Skip all pictures, then print the remaining material exactly.

++++ Dataset records

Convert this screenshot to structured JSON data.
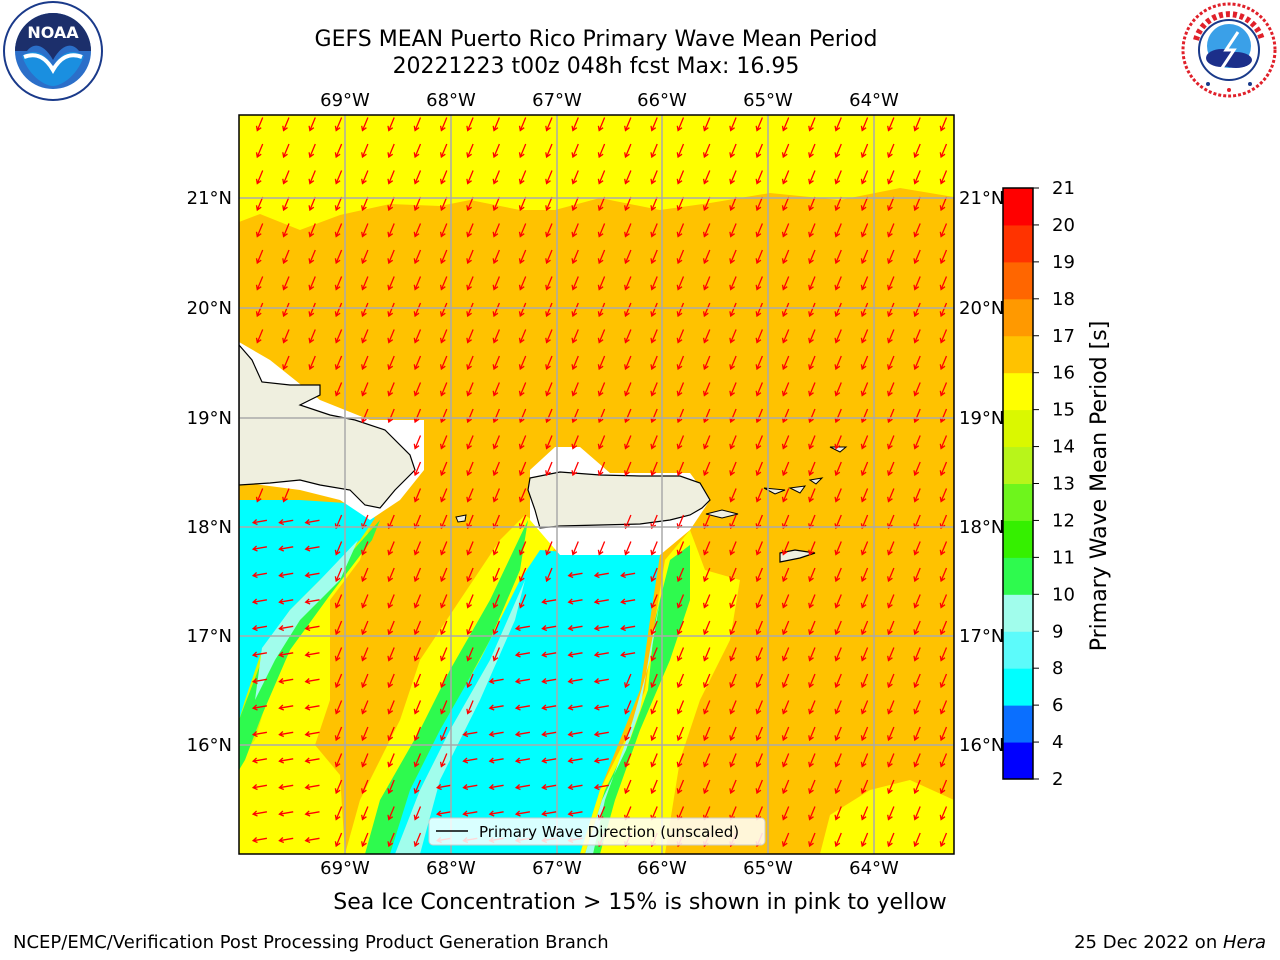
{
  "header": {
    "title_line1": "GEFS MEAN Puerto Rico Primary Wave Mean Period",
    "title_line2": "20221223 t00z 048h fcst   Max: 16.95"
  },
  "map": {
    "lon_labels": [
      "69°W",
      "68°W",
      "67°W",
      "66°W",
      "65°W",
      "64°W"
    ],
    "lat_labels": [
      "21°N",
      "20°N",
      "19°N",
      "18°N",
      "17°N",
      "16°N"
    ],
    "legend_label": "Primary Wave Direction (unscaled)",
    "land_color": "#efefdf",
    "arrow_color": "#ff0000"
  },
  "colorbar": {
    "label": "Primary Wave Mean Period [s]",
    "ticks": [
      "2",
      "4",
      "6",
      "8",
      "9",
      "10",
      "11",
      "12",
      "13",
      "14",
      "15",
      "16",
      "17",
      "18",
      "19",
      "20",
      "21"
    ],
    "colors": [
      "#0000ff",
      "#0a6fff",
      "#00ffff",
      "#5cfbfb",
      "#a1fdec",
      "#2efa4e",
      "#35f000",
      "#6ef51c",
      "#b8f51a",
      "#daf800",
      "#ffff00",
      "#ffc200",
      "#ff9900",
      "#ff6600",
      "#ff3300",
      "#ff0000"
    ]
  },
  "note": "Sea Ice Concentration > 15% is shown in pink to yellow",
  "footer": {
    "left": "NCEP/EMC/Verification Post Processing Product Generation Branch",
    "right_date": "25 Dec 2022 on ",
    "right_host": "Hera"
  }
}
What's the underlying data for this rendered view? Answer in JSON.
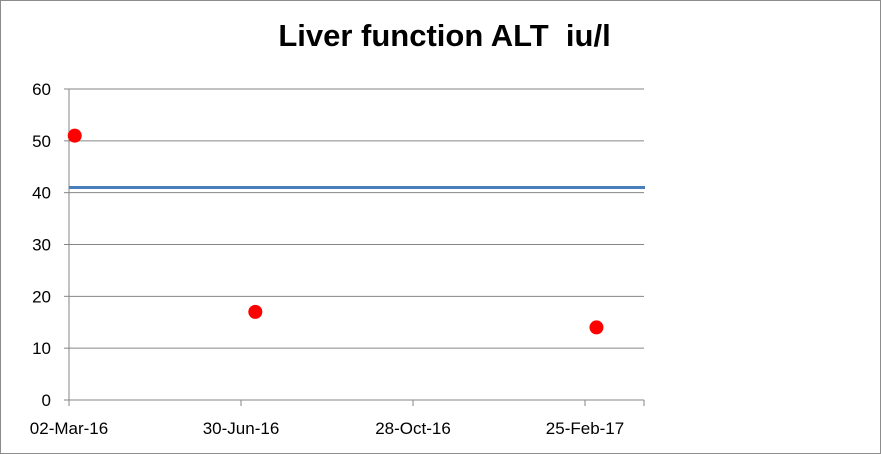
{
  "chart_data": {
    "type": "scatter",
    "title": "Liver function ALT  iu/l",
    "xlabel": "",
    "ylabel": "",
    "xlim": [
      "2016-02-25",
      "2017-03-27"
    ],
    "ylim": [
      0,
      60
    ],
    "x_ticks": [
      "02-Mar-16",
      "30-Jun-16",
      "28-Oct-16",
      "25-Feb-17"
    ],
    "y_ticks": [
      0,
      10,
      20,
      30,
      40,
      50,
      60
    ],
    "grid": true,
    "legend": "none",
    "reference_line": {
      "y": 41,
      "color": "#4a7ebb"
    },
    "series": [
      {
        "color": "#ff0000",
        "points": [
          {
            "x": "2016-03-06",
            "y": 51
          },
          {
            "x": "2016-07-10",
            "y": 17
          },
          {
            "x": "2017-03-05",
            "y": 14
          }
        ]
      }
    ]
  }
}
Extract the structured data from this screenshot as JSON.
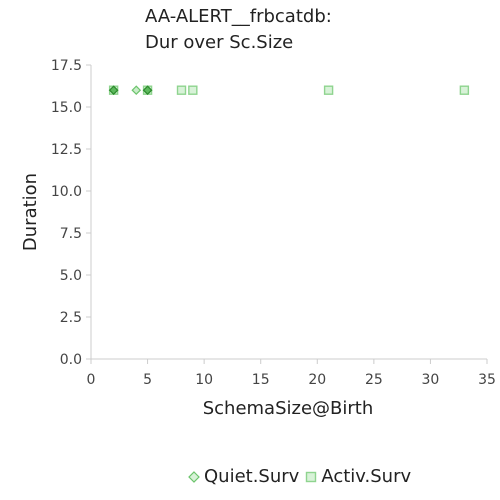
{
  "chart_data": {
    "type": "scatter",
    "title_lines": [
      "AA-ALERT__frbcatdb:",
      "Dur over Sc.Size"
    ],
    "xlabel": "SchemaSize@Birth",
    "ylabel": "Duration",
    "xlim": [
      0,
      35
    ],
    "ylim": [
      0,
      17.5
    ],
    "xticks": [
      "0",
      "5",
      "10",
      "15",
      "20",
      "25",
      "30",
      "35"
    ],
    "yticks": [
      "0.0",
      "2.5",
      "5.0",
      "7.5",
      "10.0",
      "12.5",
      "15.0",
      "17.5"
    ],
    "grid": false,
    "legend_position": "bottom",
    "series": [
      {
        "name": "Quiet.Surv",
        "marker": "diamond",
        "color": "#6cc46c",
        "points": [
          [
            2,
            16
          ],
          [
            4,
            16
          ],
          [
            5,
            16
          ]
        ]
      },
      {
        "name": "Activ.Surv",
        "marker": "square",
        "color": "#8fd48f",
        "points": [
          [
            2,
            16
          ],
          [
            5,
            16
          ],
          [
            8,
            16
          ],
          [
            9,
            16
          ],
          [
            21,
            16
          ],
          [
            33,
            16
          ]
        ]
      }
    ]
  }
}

++++++++

▸ **Solution for this problem**
Convert this screenshot to structured JSON data.
{
  "header": {
    "title_line1": "GEFS MEAN Puerto Rico Primary Wave Mean Period",
    "title_line2": "20221223 t00z 048h fcst   Max: 16.95"
  },
  "map": {
    "lon_labels": [
      "69°W",
      "68°W",
      "67°W",
      "66°W",
      "65°W",
      "64°W"
    ],
    "lat_labels": [
      "21°N",
      "20°N",
      "19°N",
      "18°N",
      "17°N",
      "16°N"
    ],
    "legend_label": "Primary Wave Direction (unscaled)",
    "land_color": "#efefdf",
    "arrow_color": "#ff0000"
  },
  "colorbar": {
    "label": "Primary Wave Mean Period [s]",
    "ticks": [
      "2",
      "4",
      "6",
      "8",
      "9",
      "10",
      "11",
      "12",
      "13",
      "14",
      "15",
      "16",
      "17",
      "18",
      "19",
      "20",
      "21"
    ],
    "colors": [
      "#0000ff",
      "#0a6fff",
      "#00ffff",
      "#5cfbfb",
      "#a1fdec",
      "#2efa4e",
      "#35f000",
      "#6ef51c",
      "#b8f51a",
      "#daf800",
      "#ffff00",
      "#ffc200",
      "#ff9900",
      "#ff6600",
      "#ff3300",
      "#ff0000"
    ]
  },
  "note": "Sea Ice Concentration > 15% is shown in pink to yellow",
  "footer": {
    "left": "NCEP/EMC/Verification Post Processing Product Generation Branch",
    "right_date": "25 Dec 2022 on ",
    "right_host": "Hera"
  }
}
What's the underlying data for this rendered view? Answer in JSON.
{
  "chart_data": {
    "type": "scatter",
    "title": "Liver function ALT  iu/l",
    "xlabel": "",
    "ylabel": "",
    "xlim": [
      "2016-02-25",
      "2017-03-27"
    ],
    "ylim": [
      0,
      60
    ],
    "x_ticks": [
      "02-Mar-16",
      "30-Jun-16",
      "28-Oct-16",
      "25-Feb-17"
    ],
    "y_ticks": [
      0,
      10,
      20,
      30,
      40,
      50,
      60
    ],
    "grid": true,
    "legend": "none",
    "reference_line": {
      "y": 41,
      "color": "#4a7ebb"
    },
    "series": [
      {
        "color": "#ff0000",
        "points": [
          {
            "x": "2016-03-06",
            "y": 51
          },
          {
            "x": "2016-07-10",
            "y": 17
          },
          {
            "x": "2017-03-05",
            "y": 14
          }
        ]
      }
    ]
  }
}
Extract the structured data from this screenshot as JSON.
{
  "chart_data": {
    "type": "scatter",
    "title_lines": [
      "AA-ALERT__frbcatdb:",
      "Dur over Sc.Size"
    ],
    "xlabel": "SchemaSize@Birth",
    "ylabel": "Duration",
    "xlim": [
      0,
      35
    ],
    "ylim": [
      0,
      17.5
    ],
    "xticks": [
      "0",
      "5",
      "10",
      "15",
      "20",
      "25",
      "30",
      "35"
    ],
    "yticks": [
      "0.0",
      "2.5",
      "5.0",
      "7.5",
      "10.0",
      "12.5",
      "15.0",
      "17.5"
    ],
    "grid": false,
    "legend_position": "bottom",
    "series": [
      {
        "name": "Quiet.Surv",
        "marker": "diamond",
        "color": "#6cc46c",
        "points": [
          [
            2,
            16
          ],
          [
            4,
            16
          ],
          [
            5,
            16
          ]
        ]
      },
      {
        "name": "Activ.Surv",
        "marker": "square",
        "color": "#8fd48f",
        "points": [
          [
            2,
            16
          ],
          [
            5,
            16
          ],
          [
            8,
            16
          ],
          [
            9,
            16
          ],
          [
            21,
            16
          ],
          [
            33,
            16
          ]
        ]
      }
    ]
  }
}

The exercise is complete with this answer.